### WORK TO COMPLETE
Which lines below hold the word "الشيعة"? Copy all of them.

Saved entries
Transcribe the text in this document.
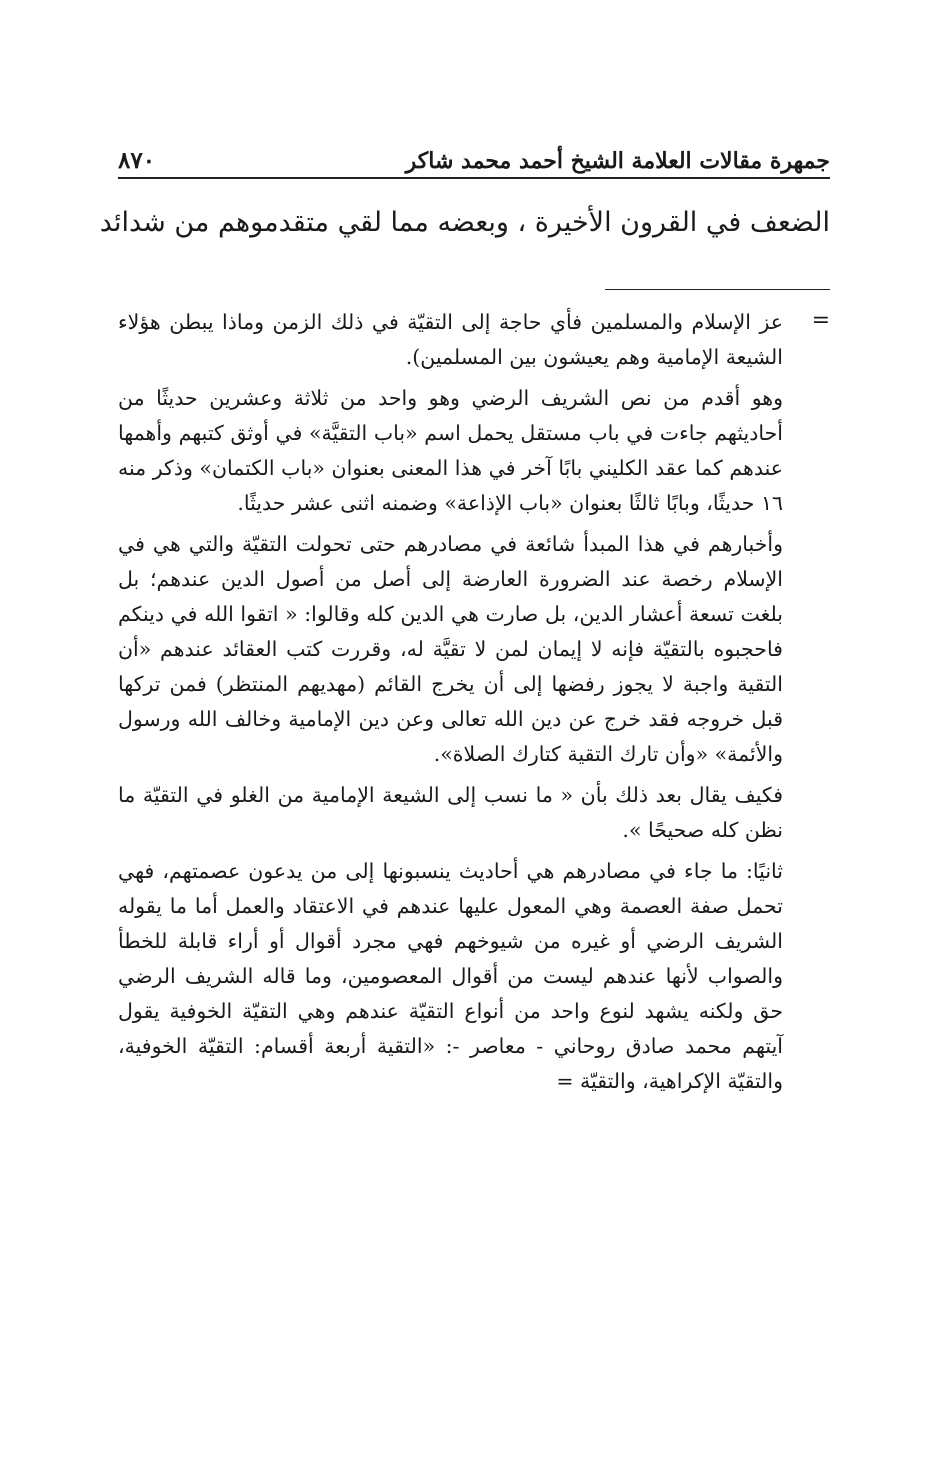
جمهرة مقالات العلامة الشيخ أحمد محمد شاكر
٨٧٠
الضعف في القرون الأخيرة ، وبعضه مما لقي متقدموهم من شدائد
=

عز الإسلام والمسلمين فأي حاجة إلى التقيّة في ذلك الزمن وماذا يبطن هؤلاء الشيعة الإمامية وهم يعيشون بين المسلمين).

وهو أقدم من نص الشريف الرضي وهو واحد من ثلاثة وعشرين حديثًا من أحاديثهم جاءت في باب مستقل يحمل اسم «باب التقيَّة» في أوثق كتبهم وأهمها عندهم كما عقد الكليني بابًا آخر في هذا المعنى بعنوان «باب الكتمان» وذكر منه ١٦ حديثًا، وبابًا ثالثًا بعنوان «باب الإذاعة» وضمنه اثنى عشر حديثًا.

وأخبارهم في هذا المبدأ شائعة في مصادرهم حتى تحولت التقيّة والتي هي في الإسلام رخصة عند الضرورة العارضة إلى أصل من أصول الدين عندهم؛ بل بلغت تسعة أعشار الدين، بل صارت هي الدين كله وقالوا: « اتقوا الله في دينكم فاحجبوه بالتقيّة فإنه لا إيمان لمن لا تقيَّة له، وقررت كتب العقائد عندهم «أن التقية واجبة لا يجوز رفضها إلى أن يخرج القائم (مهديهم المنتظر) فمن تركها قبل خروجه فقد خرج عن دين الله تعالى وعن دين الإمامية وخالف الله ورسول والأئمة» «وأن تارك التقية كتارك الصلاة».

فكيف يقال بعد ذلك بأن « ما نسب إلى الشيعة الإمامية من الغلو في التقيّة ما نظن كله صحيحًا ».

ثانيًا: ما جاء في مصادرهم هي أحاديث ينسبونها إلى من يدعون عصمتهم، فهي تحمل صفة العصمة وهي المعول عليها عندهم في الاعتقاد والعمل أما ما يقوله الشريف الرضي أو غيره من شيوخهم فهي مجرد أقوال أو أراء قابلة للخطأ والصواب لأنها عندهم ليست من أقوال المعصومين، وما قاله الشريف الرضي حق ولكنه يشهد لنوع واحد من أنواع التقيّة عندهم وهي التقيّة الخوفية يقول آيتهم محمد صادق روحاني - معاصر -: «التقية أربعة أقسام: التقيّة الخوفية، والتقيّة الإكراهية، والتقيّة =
---
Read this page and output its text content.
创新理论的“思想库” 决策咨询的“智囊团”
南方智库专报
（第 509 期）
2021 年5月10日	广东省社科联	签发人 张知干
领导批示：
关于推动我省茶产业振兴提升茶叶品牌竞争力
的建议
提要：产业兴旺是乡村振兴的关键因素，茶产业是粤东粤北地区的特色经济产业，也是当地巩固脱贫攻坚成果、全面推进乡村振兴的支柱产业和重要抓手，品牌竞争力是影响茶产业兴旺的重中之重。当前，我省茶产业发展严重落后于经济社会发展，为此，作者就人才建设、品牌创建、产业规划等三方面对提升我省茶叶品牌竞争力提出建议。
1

### RESPONSE FOR THIS EXERCISE
عز الإسلام والمسلمين فأي حاجة إلى التقيّة في ذلك الزمن وماذا يبطن هؤلاء الشيعة الإمامية وهم يعيشون بين المسلمين).
فكيف يقال بعد ذلك بأن « ما نسب إلى الشيعة الإمامية من الغلو في التقيّة ما نظن كله صحيحًا ».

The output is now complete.